→ GOAL: Retype everything in the listing, leaving each line exactly as it is.

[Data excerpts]
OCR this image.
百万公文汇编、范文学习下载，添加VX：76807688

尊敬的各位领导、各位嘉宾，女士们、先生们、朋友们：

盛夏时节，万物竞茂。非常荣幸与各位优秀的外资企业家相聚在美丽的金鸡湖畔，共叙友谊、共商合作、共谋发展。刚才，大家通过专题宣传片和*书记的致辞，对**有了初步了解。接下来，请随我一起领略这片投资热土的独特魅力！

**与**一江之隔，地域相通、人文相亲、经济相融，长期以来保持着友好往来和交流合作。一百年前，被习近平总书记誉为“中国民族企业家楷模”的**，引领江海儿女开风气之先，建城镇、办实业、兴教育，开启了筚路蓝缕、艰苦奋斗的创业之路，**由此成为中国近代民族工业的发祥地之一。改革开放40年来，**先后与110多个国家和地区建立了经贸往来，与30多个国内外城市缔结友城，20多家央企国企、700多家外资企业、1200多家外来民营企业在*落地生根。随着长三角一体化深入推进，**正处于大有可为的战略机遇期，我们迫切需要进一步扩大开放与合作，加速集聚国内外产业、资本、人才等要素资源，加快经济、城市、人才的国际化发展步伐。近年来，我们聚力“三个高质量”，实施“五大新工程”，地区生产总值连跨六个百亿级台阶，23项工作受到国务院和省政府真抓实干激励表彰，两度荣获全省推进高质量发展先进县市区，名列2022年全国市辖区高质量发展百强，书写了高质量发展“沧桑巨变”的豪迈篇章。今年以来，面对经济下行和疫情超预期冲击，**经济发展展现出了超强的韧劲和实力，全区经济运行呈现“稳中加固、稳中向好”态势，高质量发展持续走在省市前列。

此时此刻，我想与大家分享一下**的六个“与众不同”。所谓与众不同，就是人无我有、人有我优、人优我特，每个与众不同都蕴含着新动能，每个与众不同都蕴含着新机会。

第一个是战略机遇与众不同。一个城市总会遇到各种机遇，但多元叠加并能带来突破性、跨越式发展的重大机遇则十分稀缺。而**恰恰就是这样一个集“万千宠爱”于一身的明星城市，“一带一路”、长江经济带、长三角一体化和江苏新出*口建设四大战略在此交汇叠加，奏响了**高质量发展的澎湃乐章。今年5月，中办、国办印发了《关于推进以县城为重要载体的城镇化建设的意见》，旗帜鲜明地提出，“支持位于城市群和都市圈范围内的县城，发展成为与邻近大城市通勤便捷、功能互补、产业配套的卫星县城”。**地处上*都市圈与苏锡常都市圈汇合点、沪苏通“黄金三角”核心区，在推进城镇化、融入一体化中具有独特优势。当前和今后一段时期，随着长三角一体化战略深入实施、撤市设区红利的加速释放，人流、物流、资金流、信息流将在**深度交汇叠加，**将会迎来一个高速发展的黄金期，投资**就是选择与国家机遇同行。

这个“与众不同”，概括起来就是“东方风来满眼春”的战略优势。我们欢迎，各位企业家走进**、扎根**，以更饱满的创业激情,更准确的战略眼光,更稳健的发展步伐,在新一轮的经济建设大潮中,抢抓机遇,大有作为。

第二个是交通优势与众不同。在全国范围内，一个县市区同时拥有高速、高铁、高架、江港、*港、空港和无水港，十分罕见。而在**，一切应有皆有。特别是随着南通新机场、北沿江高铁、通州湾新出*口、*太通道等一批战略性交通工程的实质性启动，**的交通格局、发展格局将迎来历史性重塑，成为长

→ EXERCISE RESULT:
OCR this image.
百万公文汇编、范文学习下载，添加VX：76807688

尊敬的各位领导、各位嘉宾，女士们、先生们、朋友们：

盛夏时节，万物竞茂。非常荣幸与各位优秀的外资企业家相聚在美丽的金鸡湖畔，共叙友谊、共商合作、共谋发展。刚才，大家通过专题宣传片和*书记的致辞，对**有了初步了解。接下来，请随我一起领略这片投资热土的独特魅力！

**与**一江之隔，地域相通、人文相亲、经济相融，长期以来保持着友好往来和交流合作。一百年前，被习近平总书记誉为“中国民族企业家楷模”的**，引领江海儿女开风气之先，建城镇、办实业、兴教育，开启了筚路蓝缕、艰苦奋斗的创业之路，**由此成为中国近代民族工业的发祥地之一。改革开放40年来，**先后与110多个国家和地区建立了经贸往来，与30多个国内外城市缔结友城，20多家央企国企、700多家外资企业、1200多家外来民营企业在*落地生根。随着长三角一体化深入推进，**正处于大有可为的战略机遇期，我们迫切需要进一步扩大开放与合作，加速集聚国内外产业、资本、人才等要素资源，加快经济、城市、人才的国际化发展步伐。近年来，我们聚力“三个高质量”，实施“五大新工程”，地区生产总值连跨六个百亿级台阶，23项工作受到国务院和省政府真抓实干激励表彰，两度荣获全省推进高质量发展先进县市区，名列2022年全国市辖区高质量发展百强，书写了高质量发展“沧桑巨变”的豪迈篇章。今年以来，面对经济下行和疫情超预期冲击，**经济发展展现出了超强的韧劲和实力，全区经济运行呈现“稳中加固、稳中向好”态势，高质量发展持续走在省市前列。

此时此刻，我想与大家分享一下**的六个“与众不同”。所谓与众不同，就是人无我有、人有我优、人优我特，每个与众不同都蕴含着新动能，每个与众不同都蕴含着新机会。

第一个是战略机遇与众不同。一个城市总会遇到各种机遇，但多元叠加并能带来突破性、跨越式发展的重大机遇则十分稀缺。而**恰恰就是这样一个集“万千宠爱”于一身的明星城市，“一带一路”、长江经济带、长三角一体化和江苏新出*口建设四大战略在此交汇叠加，奏响了**高质量发展的澎湃乐章。今年5月，中办、国办印发了《关于推进以县城为重要载体的城镇化建设的意见》，旗帜鲜明地提出，“支持位于城市群和都市圈范围内的县城，发展成为与邻近大城市通勤便捷、功能互补、产业配套的卫星县城”。**地处上*都市圈与苏锡常都市圈汇合点、沪苏通“黄金三角”核心区，在推进城镇化、融入一体化中具有独特优势。当前和今后一段时期，随着长三角一体化战略深入实施、撤市设区红利的加速释放，人流、物流、资金流、信息流将在**深度交汇叠加，**将会迎来一个高速发展的黄金期，投资**就是选择与国家机遇同行。

这个“与众不同”，概括起来就是“东方风来满眼春”的战略优势。我们欢迎，各位企业家走进**、扎根**，以更饱满的创业激情,更准确的战略眼光,更稳健的发展步伐,在新一轮的经济建设大潮中,抢抓机遇,大有作为。

第二个是交通优势与众不同。在全国范围内，一个县市区同时拥有高速、高铁、高架、江港、*港、空港和无水港，十分罕见。而在**，一切应有皆有。特别是随着南通新机场、北沿江高铁、通州湾新出*口、*太通道等一批战略性交通工程的实质性启动，**的交通格局、发展格局将迎来历史性重塑，成为长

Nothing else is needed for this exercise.